(Stored data entries)
┌──

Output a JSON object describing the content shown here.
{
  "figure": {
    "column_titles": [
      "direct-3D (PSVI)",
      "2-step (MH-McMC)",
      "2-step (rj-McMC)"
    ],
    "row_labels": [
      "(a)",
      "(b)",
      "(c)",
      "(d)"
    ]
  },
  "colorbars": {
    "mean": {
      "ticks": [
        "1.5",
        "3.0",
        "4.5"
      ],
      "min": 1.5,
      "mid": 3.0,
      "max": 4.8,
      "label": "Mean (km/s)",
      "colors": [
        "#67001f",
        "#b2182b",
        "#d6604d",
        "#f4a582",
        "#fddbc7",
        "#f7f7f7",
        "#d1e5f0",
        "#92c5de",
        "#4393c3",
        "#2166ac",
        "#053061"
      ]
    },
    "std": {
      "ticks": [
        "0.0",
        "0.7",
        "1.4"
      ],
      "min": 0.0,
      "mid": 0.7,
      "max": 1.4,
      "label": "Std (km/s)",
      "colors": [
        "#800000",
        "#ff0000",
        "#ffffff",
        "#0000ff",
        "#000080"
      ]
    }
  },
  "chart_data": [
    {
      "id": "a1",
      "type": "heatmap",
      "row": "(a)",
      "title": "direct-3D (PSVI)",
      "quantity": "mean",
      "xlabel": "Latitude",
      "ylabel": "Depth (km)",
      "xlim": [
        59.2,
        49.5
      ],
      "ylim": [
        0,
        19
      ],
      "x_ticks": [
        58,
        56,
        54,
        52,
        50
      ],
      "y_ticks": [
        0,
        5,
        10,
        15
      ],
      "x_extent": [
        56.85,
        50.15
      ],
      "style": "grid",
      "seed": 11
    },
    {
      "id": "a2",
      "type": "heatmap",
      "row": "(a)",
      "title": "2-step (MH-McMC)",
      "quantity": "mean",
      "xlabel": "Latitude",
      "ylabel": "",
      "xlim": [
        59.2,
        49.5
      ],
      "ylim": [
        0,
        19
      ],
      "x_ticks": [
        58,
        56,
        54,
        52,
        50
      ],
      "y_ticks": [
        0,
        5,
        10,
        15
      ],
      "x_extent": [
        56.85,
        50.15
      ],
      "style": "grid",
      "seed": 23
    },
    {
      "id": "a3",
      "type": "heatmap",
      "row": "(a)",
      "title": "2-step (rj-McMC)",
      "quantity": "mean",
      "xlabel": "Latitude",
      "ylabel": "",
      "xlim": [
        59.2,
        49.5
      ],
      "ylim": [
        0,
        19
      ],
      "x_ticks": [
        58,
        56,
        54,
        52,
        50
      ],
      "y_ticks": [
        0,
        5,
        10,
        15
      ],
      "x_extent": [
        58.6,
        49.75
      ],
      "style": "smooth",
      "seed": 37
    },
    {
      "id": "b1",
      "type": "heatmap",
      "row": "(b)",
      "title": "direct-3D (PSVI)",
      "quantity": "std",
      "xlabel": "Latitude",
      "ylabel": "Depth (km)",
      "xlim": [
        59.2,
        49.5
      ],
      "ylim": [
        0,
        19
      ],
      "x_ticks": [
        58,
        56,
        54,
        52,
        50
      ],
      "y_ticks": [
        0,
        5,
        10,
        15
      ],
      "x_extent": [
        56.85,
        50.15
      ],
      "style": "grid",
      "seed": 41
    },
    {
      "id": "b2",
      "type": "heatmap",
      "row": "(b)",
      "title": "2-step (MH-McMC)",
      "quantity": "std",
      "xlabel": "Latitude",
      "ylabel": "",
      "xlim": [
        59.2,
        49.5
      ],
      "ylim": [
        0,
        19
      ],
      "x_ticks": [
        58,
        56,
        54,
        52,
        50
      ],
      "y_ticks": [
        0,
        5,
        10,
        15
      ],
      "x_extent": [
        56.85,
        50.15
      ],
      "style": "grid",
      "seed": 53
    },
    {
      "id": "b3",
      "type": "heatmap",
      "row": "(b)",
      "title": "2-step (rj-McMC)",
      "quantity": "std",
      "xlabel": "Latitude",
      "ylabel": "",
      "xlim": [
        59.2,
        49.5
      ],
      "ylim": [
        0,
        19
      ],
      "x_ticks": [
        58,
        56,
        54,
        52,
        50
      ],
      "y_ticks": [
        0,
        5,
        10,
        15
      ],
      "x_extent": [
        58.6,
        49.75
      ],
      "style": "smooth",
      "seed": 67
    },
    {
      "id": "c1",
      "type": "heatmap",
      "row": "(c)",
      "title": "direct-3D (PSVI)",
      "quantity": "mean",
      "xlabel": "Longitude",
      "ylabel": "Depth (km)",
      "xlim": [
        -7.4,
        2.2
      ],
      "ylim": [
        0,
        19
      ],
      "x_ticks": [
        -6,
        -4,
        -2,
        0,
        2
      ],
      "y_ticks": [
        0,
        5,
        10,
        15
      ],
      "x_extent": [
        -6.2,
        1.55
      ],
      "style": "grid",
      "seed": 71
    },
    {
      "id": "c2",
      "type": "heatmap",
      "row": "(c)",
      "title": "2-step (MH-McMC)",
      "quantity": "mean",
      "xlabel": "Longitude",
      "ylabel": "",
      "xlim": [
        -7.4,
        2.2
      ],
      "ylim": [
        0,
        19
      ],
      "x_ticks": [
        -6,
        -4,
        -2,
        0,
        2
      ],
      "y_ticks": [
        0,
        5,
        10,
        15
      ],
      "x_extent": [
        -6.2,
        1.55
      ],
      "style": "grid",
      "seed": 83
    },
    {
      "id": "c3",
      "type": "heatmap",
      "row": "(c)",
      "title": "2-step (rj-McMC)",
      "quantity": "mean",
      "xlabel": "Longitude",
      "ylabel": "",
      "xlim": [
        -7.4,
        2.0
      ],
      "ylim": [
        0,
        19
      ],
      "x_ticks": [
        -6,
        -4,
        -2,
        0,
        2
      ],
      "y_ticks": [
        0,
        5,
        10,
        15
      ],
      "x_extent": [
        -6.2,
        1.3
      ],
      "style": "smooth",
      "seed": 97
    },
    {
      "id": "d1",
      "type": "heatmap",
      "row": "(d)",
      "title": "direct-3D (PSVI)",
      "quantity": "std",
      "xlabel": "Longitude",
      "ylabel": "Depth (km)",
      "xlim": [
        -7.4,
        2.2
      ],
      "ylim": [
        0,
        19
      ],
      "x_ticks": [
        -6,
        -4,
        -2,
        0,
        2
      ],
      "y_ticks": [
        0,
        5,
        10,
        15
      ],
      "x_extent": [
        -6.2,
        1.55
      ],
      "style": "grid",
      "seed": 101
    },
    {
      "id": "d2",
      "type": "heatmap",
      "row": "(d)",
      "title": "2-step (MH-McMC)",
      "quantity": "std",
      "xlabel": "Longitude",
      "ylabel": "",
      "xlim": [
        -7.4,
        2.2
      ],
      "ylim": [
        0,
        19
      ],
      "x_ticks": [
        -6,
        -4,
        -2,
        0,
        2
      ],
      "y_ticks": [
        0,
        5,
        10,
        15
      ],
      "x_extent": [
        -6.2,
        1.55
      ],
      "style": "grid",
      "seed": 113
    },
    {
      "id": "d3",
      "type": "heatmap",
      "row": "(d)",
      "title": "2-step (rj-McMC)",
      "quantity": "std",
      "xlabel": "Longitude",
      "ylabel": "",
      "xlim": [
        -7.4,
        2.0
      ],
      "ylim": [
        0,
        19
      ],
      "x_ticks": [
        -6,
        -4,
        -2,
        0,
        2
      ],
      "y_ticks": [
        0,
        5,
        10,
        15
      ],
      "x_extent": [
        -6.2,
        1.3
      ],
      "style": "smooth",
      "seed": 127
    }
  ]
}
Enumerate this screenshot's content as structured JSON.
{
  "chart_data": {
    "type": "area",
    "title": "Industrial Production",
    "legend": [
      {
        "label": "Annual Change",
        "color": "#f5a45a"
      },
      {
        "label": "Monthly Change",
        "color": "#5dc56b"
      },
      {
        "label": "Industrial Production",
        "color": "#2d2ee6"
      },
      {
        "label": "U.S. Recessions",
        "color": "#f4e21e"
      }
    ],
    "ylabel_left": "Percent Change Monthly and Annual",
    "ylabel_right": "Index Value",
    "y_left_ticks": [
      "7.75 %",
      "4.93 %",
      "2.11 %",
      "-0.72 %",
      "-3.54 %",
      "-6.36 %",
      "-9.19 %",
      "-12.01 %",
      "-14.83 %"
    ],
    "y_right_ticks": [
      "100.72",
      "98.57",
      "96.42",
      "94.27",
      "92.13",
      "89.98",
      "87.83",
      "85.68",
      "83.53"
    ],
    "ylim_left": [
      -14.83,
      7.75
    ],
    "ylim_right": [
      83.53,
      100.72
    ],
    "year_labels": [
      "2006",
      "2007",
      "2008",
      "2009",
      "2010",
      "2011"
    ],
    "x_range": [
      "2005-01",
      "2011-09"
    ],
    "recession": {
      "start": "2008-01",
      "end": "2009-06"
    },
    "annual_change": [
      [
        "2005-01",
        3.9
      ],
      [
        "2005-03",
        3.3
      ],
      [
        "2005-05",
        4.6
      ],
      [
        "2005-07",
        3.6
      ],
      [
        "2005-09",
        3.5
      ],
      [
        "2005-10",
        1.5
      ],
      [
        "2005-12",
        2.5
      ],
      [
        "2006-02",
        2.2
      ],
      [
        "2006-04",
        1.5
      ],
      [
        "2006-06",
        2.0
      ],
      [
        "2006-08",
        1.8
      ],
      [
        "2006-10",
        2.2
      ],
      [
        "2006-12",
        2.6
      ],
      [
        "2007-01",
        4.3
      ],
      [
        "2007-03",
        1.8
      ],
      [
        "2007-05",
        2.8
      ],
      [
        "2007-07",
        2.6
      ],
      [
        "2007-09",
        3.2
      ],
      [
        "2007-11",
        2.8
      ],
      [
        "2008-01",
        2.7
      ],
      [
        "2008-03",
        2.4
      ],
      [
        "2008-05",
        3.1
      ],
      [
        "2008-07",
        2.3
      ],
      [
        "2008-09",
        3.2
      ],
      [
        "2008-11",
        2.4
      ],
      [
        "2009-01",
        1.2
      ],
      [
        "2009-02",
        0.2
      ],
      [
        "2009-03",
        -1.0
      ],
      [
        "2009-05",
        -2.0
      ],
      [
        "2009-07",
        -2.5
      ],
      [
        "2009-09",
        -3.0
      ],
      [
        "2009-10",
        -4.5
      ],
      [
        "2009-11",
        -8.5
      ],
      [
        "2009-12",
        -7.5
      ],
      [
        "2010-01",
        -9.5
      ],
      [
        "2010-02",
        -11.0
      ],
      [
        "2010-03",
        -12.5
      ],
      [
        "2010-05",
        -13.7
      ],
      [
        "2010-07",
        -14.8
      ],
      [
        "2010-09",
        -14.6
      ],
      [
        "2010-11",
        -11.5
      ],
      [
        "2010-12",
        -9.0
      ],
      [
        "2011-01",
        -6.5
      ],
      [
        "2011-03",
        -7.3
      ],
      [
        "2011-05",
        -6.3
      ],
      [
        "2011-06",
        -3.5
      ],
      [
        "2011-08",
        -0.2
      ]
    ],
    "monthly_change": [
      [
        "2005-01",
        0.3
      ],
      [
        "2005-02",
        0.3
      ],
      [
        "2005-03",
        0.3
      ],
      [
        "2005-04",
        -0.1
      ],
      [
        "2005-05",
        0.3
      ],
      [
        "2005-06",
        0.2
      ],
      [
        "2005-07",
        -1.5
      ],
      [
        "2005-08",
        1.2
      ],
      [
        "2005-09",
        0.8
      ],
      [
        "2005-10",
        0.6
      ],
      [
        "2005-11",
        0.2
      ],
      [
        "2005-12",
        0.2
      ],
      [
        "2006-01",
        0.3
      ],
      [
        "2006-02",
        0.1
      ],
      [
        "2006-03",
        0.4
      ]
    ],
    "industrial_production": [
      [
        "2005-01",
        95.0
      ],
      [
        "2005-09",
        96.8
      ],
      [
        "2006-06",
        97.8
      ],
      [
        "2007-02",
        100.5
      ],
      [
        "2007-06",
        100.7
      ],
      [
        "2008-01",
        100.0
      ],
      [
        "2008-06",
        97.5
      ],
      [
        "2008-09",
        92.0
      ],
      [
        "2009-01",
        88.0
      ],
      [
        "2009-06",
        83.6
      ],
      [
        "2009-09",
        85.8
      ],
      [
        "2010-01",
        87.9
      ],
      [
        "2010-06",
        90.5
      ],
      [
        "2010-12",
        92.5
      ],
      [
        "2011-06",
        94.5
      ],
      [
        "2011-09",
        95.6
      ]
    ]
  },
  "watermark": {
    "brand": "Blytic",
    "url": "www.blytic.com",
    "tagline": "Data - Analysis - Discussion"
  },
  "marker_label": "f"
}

└──

SET TASK —
Pull out every line above that holds the word "seed".

EXERCISE RESULT —
      "seed": 11
      "seed": 23
      "seed": 37
      "seed": 41
      "seed": 53
      "seed": 67
      "seed": 71
      "seed": 83
      "seed": 97
      "seed": 101
      "seed": 113
      "seed": 127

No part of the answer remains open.